Given request
Wherever a line below holds the word "disks", copy that line.

Dataset items:
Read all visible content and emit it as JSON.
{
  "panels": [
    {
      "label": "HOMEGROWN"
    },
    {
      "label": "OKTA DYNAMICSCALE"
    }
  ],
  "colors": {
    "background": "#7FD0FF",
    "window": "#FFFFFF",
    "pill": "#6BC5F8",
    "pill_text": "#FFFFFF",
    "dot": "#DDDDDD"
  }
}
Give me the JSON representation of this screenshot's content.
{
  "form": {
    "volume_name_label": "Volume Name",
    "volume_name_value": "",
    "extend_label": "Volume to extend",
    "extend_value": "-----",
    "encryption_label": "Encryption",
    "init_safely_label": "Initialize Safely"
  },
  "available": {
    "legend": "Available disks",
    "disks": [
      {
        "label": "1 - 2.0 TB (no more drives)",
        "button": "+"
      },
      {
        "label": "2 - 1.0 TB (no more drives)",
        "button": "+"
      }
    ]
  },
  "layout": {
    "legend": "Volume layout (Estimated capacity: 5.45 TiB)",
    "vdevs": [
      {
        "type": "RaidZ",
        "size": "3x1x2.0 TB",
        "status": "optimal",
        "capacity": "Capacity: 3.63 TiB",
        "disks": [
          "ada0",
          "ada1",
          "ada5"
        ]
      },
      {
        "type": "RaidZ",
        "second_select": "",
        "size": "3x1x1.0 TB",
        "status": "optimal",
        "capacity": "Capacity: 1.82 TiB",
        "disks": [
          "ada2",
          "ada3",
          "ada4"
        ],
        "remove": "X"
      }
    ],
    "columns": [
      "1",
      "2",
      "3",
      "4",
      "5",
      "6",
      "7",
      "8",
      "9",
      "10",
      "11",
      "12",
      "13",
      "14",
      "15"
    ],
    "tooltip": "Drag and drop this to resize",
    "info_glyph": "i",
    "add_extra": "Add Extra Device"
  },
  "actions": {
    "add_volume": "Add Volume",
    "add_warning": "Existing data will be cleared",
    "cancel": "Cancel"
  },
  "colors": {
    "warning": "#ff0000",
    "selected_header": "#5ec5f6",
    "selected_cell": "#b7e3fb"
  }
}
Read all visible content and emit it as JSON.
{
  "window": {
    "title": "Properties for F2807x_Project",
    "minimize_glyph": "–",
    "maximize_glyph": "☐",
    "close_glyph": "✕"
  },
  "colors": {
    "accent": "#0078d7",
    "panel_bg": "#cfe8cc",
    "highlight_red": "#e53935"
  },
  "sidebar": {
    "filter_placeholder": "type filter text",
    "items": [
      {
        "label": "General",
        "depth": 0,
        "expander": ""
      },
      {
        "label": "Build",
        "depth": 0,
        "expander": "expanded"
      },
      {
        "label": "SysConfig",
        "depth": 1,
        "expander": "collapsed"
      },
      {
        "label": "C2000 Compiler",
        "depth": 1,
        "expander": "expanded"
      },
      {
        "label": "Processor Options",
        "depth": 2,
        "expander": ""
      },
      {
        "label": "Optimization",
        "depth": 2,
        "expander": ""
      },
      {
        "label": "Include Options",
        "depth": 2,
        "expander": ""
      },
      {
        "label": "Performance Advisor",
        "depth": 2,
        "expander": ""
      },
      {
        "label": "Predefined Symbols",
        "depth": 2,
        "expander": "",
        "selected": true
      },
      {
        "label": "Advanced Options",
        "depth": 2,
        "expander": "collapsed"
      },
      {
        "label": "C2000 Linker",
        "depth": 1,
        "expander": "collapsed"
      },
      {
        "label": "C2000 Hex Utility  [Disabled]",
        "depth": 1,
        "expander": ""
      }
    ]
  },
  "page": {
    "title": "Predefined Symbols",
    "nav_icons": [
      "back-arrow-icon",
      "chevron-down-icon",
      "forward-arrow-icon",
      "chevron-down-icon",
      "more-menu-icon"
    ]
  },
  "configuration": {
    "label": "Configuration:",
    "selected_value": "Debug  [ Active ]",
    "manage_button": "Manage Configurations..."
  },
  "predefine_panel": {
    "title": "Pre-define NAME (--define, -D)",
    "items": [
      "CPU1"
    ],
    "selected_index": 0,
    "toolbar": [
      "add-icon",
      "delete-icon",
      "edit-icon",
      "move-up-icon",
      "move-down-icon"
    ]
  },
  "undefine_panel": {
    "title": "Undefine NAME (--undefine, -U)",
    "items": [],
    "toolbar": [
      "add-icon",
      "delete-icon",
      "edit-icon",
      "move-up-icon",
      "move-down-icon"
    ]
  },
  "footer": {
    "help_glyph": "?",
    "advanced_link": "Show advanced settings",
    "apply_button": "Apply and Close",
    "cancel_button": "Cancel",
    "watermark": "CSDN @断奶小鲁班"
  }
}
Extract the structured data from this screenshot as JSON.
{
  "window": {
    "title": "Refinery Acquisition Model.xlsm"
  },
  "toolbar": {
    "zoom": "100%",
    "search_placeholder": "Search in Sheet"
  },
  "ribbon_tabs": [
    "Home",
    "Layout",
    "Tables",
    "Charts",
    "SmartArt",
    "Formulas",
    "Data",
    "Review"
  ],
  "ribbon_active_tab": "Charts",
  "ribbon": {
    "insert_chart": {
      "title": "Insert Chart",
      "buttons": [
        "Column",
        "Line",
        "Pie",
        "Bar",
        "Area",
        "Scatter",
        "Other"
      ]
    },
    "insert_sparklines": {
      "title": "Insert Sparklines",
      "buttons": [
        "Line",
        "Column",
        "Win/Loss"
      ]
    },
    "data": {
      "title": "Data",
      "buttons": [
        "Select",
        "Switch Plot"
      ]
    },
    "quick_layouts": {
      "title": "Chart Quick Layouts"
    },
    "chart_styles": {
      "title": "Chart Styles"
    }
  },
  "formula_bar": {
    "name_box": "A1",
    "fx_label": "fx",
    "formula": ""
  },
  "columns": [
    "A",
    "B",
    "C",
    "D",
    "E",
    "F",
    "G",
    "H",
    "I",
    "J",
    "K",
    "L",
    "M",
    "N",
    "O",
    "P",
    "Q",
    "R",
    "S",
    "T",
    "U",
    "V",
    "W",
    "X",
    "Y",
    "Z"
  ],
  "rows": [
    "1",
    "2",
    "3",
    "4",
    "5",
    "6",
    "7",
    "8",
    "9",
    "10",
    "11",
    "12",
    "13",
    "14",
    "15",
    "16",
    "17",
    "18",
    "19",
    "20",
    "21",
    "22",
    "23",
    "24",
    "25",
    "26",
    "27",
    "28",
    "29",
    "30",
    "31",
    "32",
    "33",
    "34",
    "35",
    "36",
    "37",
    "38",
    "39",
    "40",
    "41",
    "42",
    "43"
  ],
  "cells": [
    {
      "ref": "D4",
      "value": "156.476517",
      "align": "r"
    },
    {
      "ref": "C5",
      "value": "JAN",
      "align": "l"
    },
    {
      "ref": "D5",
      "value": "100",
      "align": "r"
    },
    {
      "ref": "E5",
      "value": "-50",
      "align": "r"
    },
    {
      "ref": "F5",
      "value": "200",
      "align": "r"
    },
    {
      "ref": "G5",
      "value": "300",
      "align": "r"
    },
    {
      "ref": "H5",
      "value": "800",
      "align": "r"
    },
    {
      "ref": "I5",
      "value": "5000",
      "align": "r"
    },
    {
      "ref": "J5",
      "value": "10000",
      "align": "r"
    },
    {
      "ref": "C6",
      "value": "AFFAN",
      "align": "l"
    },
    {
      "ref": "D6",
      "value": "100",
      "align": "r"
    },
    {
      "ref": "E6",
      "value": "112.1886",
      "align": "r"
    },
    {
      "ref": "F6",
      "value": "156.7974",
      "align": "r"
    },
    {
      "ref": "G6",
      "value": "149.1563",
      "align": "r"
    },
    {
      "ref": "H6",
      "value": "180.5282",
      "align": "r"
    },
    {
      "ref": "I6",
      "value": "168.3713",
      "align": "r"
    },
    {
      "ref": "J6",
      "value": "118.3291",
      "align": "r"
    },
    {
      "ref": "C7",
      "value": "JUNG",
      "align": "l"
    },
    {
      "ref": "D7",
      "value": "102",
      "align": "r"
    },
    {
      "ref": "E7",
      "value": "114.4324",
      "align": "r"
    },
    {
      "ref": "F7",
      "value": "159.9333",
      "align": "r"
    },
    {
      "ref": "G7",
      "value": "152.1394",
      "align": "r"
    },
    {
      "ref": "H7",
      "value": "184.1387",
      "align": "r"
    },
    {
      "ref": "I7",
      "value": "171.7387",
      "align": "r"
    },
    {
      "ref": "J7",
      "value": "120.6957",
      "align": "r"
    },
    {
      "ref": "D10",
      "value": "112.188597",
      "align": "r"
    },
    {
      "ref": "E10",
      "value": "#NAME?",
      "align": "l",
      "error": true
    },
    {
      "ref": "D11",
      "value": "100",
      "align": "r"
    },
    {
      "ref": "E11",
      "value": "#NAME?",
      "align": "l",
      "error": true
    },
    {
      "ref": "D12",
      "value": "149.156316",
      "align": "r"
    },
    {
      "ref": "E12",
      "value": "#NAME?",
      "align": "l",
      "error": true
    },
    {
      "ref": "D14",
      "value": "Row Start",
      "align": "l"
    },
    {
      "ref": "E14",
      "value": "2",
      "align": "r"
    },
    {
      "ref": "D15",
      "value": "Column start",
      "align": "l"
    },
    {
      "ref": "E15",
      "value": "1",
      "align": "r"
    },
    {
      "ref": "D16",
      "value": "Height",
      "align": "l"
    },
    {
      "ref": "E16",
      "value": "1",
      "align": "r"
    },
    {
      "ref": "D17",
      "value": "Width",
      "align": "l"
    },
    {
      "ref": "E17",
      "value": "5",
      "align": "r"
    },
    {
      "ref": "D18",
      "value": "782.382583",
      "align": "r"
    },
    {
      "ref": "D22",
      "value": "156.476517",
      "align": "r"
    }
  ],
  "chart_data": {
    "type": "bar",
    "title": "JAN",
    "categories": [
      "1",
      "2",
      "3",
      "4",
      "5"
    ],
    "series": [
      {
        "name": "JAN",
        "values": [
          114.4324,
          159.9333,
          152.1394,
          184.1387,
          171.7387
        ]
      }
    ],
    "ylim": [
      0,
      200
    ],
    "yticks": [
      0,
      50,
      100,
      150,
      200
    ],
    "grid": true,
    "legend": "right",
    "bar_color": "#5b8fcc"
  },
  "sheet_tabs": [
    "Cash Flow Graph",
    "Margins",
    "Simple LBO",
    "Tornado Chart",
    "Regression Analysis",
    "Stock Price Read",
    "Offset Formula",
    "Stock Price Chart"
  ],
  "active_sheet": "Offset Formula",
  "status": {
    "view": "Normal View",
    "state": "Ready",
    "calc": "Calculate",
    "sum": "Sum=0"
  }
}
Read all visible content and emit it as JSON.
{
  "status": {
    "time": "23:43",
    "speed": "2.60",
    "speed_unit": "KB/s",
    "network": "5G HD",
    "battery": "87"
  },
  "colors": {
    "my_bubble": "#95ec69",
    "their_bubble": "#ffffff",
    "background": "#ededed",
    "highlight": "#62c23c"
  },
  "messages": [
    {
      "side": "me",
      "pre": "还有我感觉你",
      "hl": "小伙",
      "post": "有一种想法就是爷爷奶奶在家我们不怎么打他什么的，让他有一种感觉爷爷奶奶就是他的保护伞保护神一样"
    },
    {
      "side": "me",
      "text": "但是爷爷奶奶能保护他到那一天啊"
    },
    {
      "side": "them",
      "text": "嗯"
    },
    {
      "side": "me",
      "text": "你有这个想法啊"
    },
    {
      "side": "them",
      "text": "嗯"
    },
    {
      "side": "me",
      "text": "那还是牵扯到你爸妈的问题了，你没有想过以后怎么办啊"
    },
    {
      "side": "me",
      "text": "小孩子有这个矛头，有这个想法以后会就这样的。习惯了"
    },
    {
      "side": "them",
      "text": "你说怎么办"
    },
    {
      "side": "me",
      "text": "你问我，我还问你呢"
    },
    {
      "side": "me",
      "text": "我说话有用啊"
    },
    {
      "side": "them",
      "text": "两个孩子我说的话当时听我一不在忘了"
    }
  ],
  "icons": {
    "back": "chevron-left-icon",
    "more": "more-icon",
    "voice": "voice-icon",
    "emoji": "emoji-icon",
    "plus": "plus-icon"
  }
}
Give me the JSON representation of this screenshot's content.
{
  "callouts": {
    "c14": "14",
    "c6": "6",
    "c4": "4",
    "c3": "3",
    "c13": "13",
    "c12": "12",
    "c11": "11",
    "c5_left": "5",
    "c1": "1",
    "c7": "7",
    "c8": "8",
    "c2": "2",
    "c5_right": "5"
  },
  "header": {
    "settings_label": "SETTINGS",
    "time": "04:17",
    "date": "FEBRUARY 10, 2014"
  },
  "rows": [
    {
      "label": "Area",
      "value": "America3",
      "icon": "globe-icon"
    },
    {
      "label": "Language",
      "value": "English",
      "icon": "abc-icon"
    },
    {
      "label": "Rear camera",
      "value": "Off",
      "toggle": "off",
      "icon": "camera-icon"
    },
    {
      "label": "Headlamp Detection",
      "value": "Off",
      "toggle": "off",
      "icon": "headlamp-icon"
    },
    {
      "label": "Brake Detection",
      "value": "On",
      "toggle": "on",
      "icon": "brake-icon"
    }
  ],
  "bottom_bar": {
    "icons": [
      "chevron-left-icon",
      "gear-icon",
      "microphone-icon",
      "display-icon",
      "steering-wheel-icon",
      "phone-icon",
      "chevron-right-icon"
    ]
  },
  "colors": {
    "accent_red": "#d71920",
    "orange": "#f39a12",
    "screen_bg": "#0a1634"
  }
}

Result of this exercise
    "legend": "Available disks",
    "disks": [
        "disks": [
        "disks": [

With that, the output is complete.